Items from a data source

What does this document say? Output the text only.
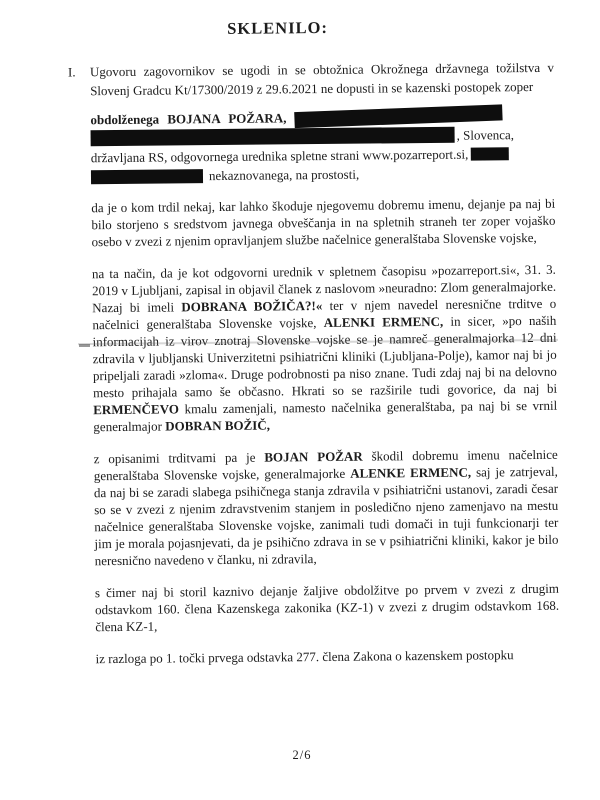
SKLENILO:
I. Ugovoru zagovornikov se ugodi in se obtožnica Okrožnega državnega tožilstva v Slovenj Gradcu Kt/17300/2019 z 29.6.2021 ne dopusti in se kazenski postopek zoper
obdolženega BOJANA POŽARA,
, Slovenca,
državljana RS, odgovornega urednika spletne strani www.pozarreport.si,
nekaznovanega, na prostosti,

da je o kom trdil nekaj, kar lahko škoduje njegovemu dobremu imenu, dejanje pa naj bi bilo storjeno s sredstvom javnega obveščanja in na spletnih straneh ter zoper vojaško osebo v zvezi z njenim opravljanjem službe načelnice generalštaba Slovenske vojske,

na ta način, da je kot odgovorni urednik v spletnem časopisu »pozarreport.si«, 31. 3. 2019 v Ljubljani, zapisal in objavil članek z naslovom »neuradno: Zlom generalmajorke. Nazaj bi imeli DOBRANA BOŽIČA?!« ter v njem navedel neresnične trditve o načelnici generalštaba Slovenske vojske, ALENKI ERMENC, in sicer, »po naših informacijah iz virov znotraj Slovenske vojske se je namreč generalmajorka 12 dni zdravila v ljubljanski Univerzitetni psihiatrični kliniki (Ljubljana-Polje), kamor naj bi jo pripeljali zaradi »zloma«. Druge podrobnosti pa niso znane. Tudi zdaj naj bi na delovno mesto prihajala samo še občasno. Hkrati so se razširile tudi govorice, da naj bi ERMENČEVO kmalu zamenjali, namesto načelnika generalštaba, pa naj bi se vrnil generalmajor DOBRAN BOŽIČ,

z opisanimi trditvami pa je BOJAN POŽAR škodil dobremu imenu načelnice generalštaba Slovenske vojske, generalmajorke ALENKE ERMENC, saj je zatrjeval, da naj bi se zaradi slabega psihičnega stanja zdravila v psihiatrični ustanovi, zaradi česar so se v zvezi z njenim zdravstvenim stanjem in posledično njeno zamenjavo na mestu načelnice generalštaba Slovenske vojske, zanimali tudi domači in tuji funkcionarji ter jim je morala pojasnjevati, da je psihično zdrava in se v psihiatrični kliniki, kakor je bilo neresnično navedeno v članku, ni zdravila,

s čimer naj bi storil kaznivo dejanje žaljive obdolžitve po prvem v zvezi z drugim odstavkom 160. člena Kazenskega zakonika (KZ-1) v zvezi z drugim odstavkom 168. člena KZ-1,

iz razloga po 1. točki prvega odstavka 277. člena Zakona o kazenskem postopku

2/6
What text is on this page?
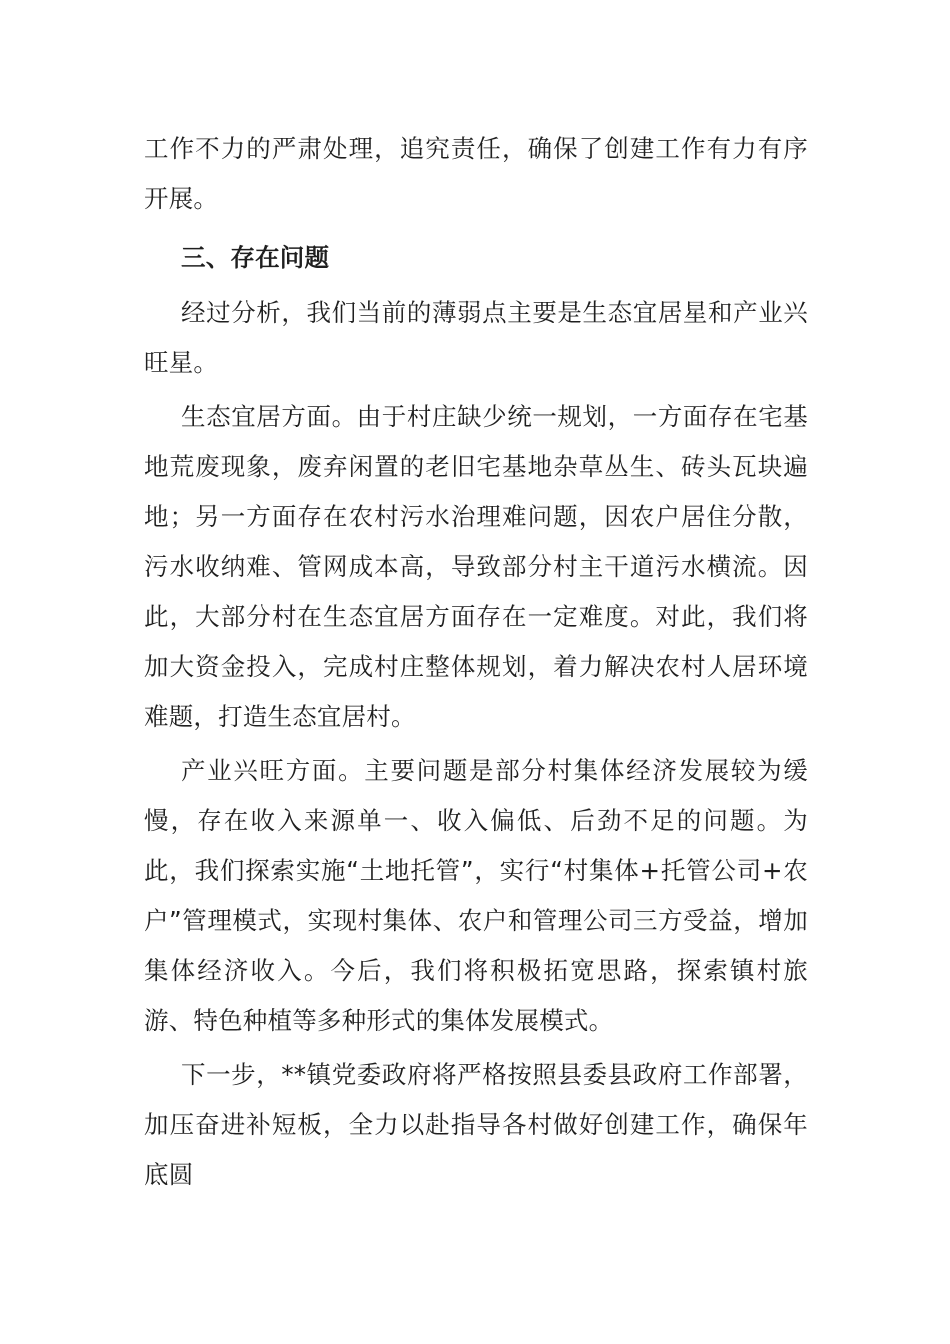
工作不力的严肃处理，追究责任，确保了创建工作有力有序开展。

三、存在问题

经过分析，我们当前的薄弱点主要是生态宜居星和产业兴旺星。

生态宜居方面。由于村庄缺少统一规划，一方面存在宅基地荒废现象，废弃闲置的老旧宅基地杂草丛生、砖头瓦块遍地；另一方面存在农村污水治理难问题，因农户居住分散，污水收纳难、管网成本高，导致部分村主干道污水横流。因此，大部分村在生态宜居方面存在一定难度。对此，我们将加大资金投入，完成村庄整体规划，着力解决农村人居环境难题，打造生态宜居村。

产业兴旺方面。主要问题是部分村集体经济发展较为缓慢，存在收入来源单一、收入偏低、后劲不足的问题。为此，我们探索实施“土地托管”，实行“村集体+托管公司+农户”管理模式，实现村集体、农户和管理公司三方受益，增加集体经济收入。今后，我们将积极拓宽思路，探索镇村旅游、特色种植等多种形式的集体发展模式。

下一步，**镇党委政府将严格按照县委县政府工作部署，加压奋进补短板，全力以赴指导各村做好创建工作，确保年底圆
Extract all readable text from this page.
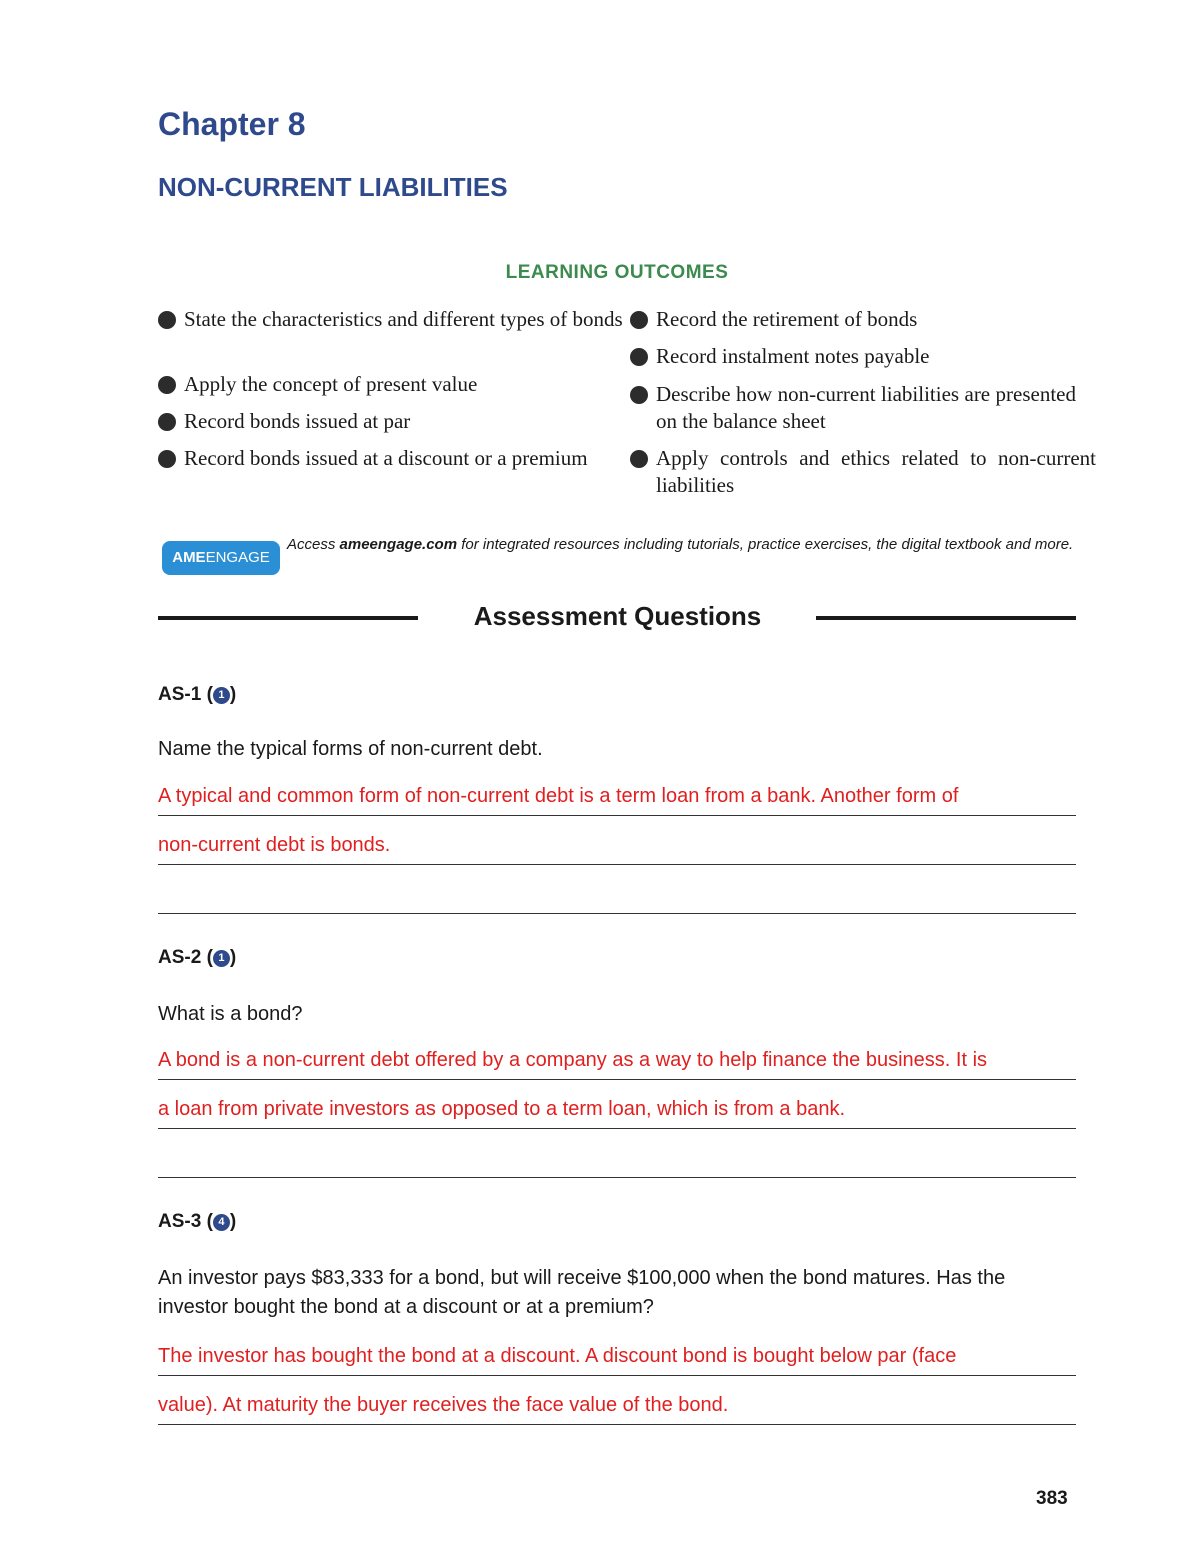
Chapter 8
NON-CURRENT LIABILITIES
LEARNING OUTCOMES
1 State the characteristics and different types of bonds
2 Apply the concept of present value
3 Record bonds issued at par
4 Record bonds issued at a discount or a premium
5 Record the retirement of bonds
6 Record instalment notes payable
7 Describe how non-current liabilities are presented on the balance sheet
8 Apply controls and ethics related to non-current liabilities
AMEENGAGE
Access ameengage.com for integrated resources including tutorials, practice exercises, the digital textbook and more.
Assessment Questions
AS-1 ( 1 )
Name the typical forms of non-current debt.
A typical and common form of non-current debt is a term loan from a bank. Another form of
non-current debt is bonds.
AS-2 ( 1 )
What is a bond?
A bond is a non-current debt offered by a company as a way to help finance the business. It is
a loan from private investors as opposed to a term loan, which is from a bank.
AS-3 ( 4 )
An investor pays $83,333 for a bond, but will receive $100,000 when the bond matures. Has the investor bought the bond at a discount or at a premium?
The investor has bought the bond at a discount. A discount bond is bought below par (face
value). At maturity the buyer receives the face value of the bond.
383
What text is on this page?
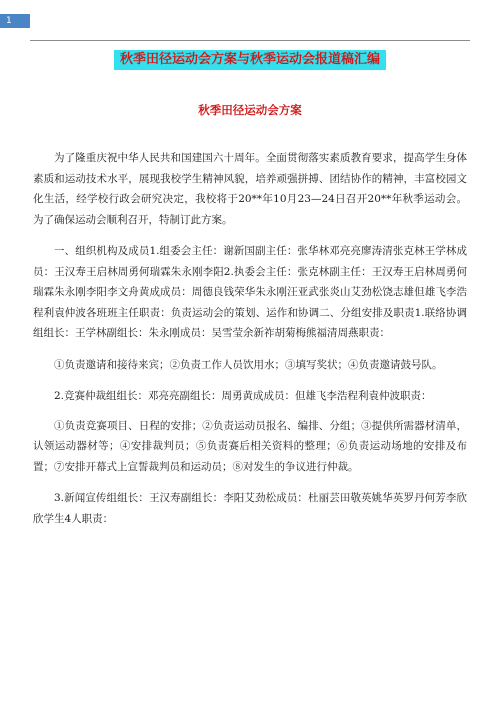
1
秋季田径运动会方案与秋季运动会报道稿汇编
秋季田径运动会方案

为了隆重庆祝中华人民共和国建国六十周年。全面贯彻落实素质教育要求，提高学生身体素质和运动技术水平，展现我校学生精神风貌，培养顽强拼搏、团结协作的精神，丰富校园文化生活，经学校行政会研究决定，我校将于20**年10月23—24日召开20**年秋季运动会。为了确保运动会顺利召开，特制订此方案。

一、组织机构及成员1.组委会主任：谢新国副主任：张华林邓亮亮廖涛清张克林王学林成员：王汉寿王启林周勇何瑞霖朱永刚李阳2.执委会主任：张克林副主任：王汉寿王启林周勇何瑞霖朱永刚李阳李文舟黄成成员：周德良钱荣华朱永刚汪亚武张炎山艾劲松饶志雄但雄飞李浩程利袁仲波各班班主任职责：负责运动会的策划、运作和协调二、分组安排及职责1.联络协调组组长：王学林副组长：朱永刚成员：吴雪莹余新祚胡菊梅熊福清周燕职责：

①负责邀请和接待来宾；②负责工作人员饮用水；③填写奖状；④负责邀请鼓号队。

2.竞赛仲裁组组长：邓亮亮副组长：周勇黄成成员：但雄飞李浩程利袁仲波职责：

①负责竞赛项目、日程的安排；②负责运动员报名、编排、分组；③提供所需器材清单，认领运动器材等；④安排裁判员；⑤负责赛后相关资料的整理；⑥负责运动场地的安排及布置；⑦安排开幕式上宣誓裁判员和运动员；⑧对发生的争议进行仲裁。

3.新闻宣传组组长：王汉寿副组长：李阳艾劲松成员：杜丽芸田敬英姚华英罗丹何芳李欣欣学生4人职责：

Short task
In the listing above, how many lines hold the word "člena"? Give the number and nothing more.

Exercise output
2